PROBLEM TO WORK ON:
Set down all of the data exactly as it appears.

SUPPLIED DATA:
---
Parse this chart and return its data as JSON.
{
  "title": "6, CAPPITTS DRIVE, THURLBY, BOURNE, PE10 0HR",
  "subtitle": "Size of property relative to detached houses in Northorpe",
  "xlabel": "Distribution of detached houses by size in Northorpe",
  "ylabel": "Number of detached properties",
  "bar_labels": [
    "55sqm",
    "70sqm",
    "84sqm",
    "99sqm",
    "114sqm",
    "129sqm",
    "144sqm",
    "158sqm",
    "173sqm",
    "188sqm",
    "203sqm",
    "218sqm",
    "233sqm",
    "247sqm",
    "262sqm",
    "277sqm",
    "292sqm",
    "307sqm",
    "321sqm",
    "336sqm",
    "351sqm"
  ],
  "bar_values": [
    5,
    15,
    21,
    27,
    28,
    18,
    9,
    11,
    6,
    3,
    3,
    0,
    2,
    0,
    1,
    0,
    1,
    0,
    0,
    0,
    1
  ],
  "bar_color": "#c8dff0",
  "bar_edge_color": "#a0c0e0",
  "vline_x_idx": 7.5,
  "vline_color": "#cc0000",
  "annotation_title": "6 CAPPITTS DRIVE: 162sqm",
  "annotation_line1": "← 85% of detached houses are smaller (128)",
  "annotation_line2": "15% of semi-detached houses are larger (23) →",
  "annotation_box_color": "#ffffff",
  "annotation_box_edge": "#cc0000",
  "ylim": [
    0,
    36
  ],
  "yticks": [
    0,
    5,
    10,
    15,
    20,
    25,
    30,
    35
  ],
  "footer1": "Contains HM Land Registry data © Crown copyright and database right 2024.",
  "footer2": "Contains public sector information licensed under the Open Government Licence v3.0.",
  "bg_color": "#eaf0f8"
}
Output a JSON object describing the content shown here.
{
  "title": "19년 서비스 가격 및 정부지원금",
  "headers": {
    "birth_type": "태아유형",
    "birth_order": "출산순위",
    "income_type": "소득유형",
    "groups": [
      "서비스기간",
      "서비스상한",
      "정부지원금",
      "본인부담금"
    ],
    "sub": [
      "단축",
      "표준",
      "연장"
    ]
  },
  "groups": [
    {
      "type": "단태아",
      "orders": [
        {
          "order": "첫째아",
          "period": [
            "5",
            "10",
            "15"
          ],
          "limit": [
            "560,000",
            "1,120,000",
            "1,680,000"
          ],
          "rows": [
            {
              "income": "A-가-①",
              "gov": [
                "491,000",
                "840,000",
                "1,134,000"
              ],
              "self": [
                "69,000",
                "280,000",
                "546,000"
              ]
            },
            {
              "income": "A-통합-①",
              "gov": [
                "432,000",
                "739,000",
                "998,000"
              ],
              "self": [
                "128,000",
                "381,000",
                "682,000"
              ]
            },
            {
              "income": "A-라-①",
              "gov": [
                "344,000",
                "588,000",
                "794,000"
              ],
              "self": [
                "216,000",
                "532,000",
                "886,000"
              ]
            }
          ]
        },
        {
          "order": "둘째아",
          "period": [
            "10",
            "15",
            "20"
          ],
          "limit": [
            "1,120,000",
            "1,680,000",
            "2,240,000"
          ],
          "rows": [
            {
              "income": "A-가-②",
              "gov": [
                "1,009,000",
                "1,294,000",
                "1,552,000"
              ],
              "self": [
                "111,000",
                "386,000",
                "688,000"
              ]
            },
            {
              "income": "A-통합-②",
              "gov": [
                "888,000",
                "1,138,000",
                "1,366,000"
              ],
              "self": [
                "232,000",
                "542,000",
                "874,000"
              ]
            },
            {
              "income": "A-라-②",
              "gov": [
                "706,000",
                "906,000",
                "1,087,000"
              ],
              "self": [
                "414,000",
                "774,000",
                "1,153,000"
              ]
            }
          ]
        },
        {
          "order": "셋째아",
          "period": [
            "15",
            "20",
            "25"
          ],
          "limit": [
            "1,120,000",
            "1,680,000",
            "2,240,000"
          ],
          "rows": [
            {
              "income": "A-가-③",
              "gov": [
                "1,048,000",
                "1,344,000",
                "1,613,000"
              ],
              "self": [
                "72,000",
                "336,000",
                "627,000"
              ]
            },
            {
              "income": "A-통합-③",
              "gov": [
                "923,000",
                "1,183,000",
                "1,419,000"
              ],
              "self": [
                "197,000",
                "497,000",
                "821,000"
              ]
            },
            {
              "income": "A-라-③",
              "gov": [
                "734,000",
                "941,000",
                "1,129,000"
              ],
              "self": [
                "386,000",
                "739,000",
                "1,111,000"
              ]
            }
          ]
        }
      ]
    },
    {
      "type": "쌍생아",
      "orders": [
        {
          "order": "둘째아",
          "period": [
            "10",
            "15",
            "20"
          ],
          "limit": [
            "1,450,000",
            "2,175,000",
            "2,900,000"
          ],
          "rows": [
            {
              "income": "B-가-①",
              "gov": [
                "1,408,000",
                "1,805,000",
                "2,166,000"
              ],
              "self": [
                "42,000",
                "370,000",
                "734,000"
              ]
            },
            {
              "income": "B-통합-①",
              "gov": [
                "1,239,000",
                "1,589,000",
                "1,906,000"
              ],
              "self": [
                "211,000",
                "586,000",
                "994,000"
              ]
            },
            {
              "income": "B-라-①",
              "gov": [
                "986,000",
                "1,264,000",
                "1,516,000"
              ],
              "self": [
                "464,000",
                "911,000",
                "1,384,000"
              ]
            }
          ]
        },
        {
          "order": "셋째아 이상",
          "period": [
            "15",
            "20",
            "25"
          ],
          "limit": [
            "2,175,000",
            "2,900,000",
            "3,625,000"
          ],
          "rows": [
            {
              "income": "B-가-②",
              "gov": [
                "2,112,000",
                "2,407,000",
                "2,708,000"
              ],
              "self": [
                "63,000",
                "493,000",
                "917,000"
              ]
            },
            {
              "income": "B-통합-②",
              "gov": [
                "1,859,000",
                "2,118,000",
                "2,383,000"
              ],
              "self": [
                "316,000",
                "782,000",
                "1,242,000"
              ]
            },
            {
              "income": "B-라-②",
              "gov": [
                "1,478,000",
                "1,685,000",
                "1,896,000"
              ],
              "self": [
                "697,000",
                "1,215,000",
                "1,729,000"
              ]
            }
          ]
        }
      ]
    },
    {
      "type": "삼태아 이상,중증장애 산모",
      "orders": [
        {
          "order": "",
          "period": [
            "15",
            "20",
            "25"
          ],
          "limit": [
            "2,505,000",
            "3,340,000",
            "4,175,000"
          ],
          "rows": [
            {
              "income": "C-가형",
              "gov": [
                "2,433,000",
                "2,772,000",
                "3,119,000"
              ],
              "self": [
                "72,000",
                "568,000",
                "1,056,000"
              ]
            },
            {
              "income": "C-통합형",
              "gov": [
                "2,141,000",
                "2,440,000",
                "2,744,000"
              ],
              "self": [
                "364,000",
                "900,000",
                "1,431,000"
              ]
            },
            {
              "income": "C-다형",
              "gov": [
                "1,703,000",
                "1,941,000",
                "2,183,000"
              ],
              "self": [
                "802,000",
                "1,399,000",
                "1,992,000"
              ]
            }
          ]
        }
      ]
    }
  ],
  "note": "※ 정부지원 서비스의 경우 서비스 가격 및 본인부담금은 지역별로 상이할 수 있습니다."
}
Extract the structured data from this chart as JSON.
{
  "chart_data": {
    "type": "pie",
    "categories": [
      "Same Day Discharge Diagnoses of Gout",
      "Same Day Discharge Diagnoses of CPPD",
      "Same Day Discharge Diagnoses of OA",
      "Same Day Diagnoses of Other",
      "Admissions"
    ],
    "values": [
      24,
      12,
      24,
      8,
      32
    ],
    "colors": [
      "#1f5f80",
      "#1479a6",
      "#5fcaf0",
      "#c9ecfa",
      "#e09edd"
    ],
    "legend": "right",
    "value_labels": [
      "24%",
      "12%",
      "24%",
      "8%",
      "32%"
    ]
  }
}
---
THE RESPONSE:
Parse this chart and return its data as JSON.
{
  "title": "6, CAPPITTS DRIVE, THURLBY, BOURNE, PE10 0HR",
  "subtitle": "Size of property relative to detached houses in Northorpe",
  "xlabel": "Distribution of detached houses by size in Northorpe",
  "ylabel": "Number of detached properties",
  "bar_labels": [
    "55sqm",
    "70sqm",
    "84sqm",
    "99sqm",
    "114sqm",
    "129sqm",
    "144sqm",
    "158sqm",
    "173sqm",
    "188sqm",
    "203sqm",
    "218sqm",
    "233sqm",
    "247sqm",
    "262sqm",
    "277sqm",
    "292sqm",
    "307sqm",
    "321sqm",
    "336sqm",
    "351sqm"
  ],
  "bar_values": [
    5,
    15,
    21,
    27,
    28,
    18,
    9,
    11,
    6,
    3,
    3,
    0,
    2,
    0,
    1,
    0,
    1,
    0,
    0,
    0,
    1
  ],
  "bar_color": "#c8dff0",
  "bar_edge_color": "#a0c0e0",
  "vline_x_idx": 7.5,
  "vline_color": "#cc0000",
  "annotation_title": "6 CAPPITTS DRIVE: 162sqm",
  "annotation_line1": "← 85% of detached houses are smaller (128)",
  "annotation_line2": "15% of semi-detached houses are larger (23) →",
  "annotation_box_color": "#ffffff",
  "annotation_box_edge": "#cc0000",
  "ylim": [
    0,
    36
  ],
  "yticks": [
    0,
    5,
    10,
    15,
    20,
    25,
    30,
    35
  ],
  "footer1": "Contains HM Land Registry data © Crown copyright and database right 2024.",
  "footer2": "Contains public sector information licensed under the Open Government Licence v3.0.",
  "bg_color": "#eaf0f8"
}
Output a JSON object describing the content shown here.
{
  "title": "19년 서비스 가격 및 정부지원금",
  "headers": {
    "birth_type": "태아유형",
    "birth_order": "출산순위",
    "income_type": "소득유형",
    "groups": [
      "서비스기간",
      "서비스상한",
      "정부지원금",
      "본인부담금"
    ],
    "sub": [
      "단축",
      "표준",
      "연장"
    ]
  },
  "groups": [
    {
      "type": "단태아",
      "orders": [
        {
          "order": "첫째아",
          "period": [
            "5",
            "10",
            "15"
          ],
          "limit": [
            "560,000",
            "1,120,000",
            "1,680,000"
          ],
          "rows": [
            {
              "income": "A-가-①",
              "gov": [
                "491,000",
                "840,000",
                "1,134,000"
              ],
              "self": [
                "69,000",
                "280,000",
                "546,000"
              ]
            },
            {
              "income": "A-통합-①",
              "gov": [
                "432,000",
                "739,000",
                "998,000"
              ],
              "self": [
                "128,000",
                "381,000",
                "682,000"
              ]
            },
            {
              "income": "A-라-①",
              "gov": [
                "344,000",
                "588,000",
                "794,000"
              ],
              "self": [
                "216,000",
                "532,000",
                "886,000"
              ]
            }
          ]
        },
        {
          "order": "둘째아",
          "period": [
            "10",
            "15",
            "20"
          ],
          "limit": [
            "1,120,000",
            "1,680,000",
            "2,240,000"
          ],
          "rows": [
            {
              "income": "A-가-②",
              "gov": [
                "1,009,000",
                "1,294,000",
                "1,552,000"
              ],
              "self": [
                "111,000",
                "386,000",
                "688,000"
              ]
            },
            {
              "income": "A-통합-②",
              "gov": [
                "888,000",
                "1,138,000",
                "1,366,000"
              ],
              "self": [
                "232,000",
                "542,000",
                "874,000"
              ]
            },
            {
              "income": "A-라-②",
              "gov": [
                "706,000",
                "906,000",
                "1,087,000"
              ],
              "self": [
                "414,000",
                "774,000",
                "1,153,000"
              ]
            }
          ]
        },
        {
          "order": "셋째아",
          "period": [
            "15",
            "20",
            "25"
          ],
          "limit": [
            "1,120,000",
            "1,680,000",
            "2,240,000"
          ],
          "rows": [
            {
              "income": "A-가-③",
              "gov": [
                "1,048,000",
                "1,344,000",
                "1,613,000"
              ],
              "self": [
                "72,000",
                "336,000",
                "627,000"
              ]
            },
            {
              "income": "A-통합-③",
              "gov": [
                "923,000",
                "1,183,000",
                "1,419,000"
              ],
              "self": [
                "197,000",
                "497,000",
                "821,000"
              ]
            },
            {
              "income": "A-라-③",
              "gov": [
                "734,000",
                "941,000",
                "1,129,000"
              ],
              "self": [
                "386,000",
                "739,000",
                "1,111,000"
              ]
            }
          ]
        }
      ]
    },
    {
      "type": "쌍생아",
      "orders": [
        {
          "order": "둘째아",
          "period": [
            "10",
            "15",
            "20"
          ],
          "limit": [
            "1,450,000",
            "2,175,000",
            "2,900,000"
          ],
          "rows": [
            {
              "income": "B-가-①",
              "gov": [
                "1,408,000",
                "1,805,000",
                "2,166,000"
              ],
              "self": [
                "42,000",
                "370,000",
                "734,000"
              ]
            },
            {
              "income": "B-통합-①",
              "gov": [
                "1,239,000",
                "1,589,000",
                "1,906,000"
              ],
              "self": [
                "211,000",
                "586,000",
                "994,000"
              ]
            },
            {
              "income": "B-라-①",
              "gov": [
                "986,000",
                "1,264,000",
                "1,516,000"
              ],
              "self": [
                "464,000",
                "911,000",
                "1,384,000"
              ]
            }
          ]
        },
        {
          "order": "셋째아 이상",
          "period": [
            "15",
            "20",
            "25"
          ],
          "limit": [
            "2,175,000",
            "2,900,000",
            "3,625,000"
          ],
          "rows": [
            {
              "income": "B-가-②",
              "gov": [
                "2,112,000",
                "2,407,000",
                "2,708,000"
              ],
              "self": [
                "63,000",
                "493,000",
                "917,000"
              ]
            },
            {
              "income": "B-통합-②",
              "gov": [
                "1,859,000",
                "2,118,000",
                "2,383,000"
              ],
              "self": [
                "316,000",
                "782,000",
                "1,242,000"
              ]
            },
            {
              "income": "B-라-②",
              "gov": [
                "1,478,000",
                "1,685,000",
                "1,896,000"
              ],
              "self": [
                "697,000",
                "1,215,000",
                "1,729,000"
              ]
            }
          ]
        }
      ]
    },
    {
      "type": "삼태아 이상,중증장애 산모",
      "orders": [
        {
          "order": "",
          "period": [
            "15",
            "20",
            "25"
          ],
          "limit": [
            "2,505,000",
            "3,340,000",
            "4,175,000"
          ],
          "rows": [
            {
              "income": "C-가형",
              "gov": [
                "2,433,000",
                "2,772,000",
                "3,119,000"
              ],
              "self": [
                "72,000",
                "568,000",
                "1,056,000"
              ]
            },
            {
              "income": "C-통합형",
              "gov": [
                "2,141,000",
                "2,440,000",
                "2,744,000"
              ],
              "self": [
                "364,000",
                "900,000",
                "1,431,000"
              ]
            },
            {
              "income": "C-다형",
              "gov": [
                "1,703,000",
                "1,941,000",
                "2,183,000"
              ],
              "self": [
                "802,000",
                "1,399,000",
                "1,992,000"
              ]
            }
          ]
        }
      ]
    }
  ],
  "note": "※ 정부지원 서비스의 경우 서비스 가격 및 본인부담금은 지역별로 상이할 수 있습니다."
}
Extract the structured data from this chart as JSON.
{
  "chart_data": {
    "type": "pie",
    "categories": [
      "Same Day Discharge Diagnoses of Gout",
      "Same Day Discharge Diagnoses of CPPD",
      "Same Day Discharge Diagnoses of OA",
      "Same Day Diagnoses of Other",
      "Admissions"
    ],
    "values": [
      24,
      12,
      24,
      8,
      32
    ],
    "colors": [
      "#1f5f80",
      "#1479a6",
      "#5fcaf0",
      "#c9ecfa",
      "#e09edd"
    ],
    "legend": "right",
    "value_labels": [
      "24%",
      "12%",
      "24%",
      "8%",
      "32%"
    ]
  }
}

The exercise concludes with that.